**WRITTEN EXERCISE:** In the records below, pick out all lines containing the word "العظام".

**ITEMS:**
↓↓↓

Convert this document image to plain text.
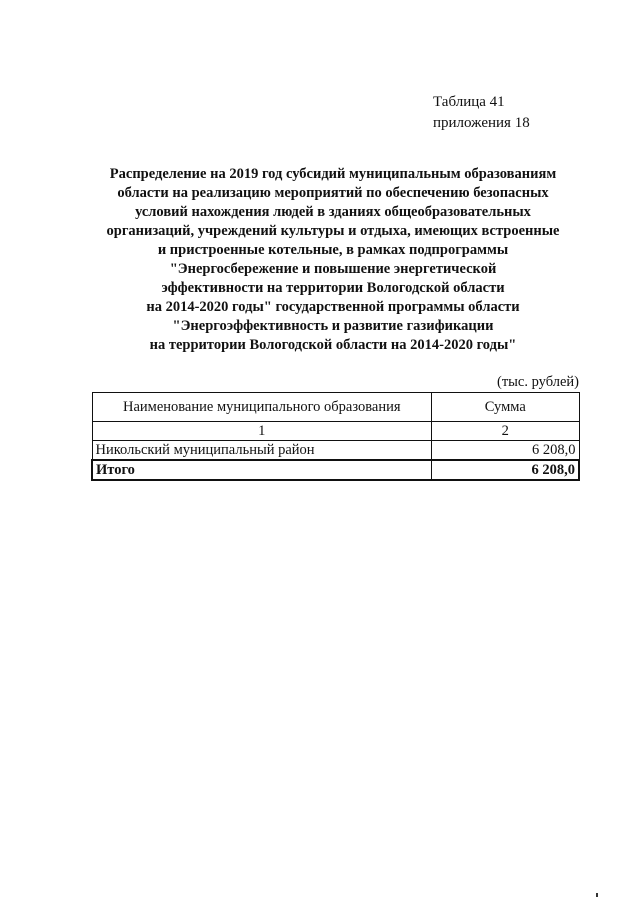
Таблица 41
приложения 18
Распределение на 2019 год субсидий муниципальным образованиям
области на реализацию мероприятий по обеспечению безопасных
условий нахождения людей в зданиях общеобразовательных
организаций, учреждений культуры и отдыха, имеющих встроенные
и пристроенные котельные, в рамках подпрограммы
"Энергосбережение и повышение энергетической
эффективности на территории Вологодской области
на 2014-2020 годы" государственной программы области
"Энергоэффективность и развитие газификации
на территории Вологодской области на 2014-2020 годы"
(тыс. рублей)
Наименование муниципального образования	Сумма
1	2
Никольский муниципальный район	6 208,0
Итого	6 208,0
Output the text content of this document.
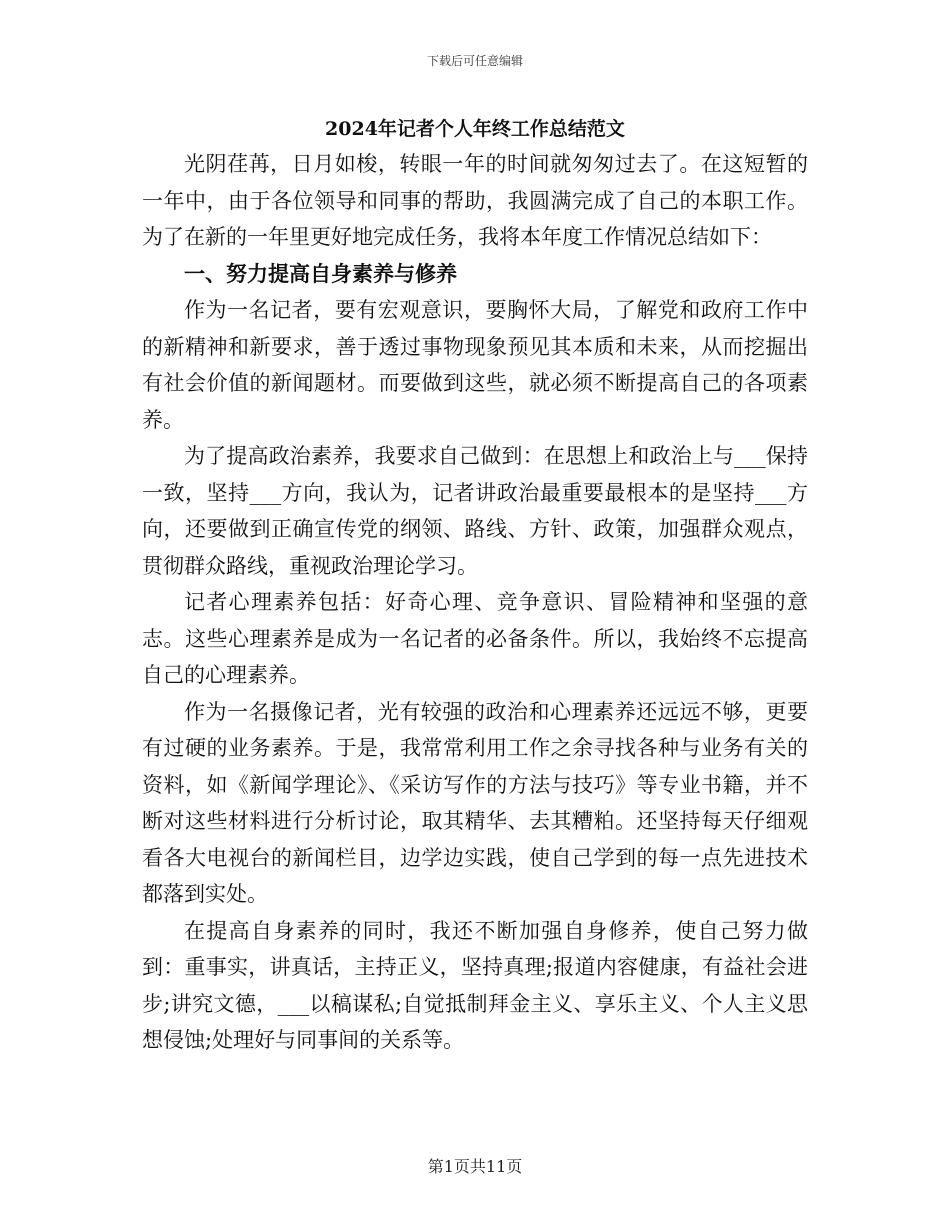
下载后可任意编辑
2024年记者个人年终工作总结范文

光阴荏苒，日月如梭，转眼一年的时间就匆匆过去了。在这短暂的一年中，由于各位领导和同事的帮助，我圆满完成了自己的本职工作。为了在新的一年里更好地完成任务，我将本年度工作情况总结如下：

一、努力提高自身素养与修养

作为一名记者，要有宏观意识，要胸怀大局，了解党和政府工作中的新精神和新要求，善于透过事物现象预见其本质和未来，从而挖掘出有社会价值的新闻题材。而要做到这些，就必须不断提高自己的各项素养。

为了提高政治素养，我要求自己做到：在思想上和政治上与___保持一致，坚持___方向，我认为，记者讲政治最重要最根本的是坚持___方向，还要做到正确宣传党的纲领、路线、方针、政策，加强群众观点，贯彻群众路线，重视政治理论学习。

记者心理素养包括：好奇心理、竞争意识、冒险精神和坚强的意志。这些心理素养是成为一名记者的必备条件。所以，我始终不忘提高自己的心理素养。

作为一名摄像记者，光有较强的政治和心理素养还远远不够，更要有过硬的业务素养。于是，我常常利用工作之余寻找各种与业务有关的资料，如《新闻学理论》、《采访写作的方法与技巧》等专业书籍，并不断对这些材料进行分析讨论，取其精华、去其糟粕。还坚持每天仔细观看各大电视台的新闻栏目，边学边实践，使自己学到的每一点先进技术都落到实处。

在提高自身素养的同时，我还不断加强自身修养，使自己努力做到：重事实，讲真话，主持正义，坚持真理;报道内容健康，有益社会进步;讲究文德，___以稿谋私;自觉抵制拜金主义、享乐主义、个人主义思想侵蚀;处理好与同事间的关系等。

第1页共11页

↑↑↑
↓↓↓

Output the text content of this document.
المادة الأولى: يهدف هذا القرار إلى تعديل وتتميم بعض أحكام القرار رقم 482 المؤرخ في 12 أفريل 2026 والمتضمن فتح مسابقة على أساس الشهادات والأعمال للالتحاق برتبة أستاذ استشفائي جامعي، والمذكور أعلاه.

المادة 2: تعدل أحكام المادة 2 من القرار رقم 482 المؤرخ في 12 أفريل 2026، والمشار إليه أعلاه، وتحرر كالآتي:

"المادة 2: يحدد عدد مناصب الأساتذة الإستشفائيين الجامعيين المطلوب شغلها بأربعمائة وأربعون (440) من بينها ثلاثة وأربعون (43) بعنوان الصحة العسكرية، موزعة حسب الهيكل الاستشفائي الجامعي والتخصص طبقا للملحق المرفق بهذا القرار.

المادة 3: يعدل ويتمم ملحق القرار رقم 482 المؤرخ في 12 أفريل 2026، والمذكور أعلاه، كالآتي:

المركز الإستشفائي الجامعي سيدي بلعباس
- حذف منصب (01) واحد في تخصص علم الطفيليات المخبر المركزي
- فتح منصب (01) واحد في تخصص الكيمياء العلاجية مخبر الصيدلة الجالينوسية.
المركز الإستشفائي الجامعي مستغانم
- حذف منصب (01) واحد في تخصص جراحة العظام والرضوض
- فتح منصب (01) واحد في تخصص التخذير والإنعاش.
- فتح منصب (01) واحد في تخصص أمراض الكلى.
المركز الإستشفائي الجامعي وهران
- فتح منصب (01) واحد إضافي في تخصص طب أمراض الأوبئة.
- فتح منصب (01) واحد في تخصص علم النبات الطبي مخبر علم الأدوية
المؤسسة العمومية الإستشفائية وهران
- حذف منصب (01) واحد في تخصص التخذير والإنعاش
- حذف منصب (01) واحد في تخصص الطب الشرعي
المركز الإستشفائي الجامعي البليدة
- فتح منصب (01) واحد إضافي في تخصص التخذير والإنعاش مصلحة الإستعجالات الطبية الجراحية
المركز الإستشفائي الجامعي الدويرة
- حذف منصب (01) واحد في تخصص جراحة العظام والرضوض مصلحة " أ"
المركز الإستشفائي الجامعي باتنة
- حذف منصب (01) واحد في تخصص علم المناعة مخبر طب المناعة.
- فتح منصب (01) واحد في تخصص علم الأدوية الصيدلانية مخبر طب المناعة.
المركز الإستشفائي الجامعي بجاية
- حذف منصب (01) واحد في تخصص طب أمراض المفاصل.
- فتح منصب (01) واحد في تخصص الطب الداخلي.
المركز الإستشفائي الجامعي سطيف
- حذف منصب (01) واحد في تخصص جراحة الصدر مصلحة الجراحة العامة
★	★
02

↑↑↑

**OUTPUT FOR THIS EXERCISE:**
- حذف منصب (01) واحد في تخصص جراحة العظام والرضوض
- حذف منصب (01) واحد في تخصص جراحة العظام والرضوض مصلحة " أ"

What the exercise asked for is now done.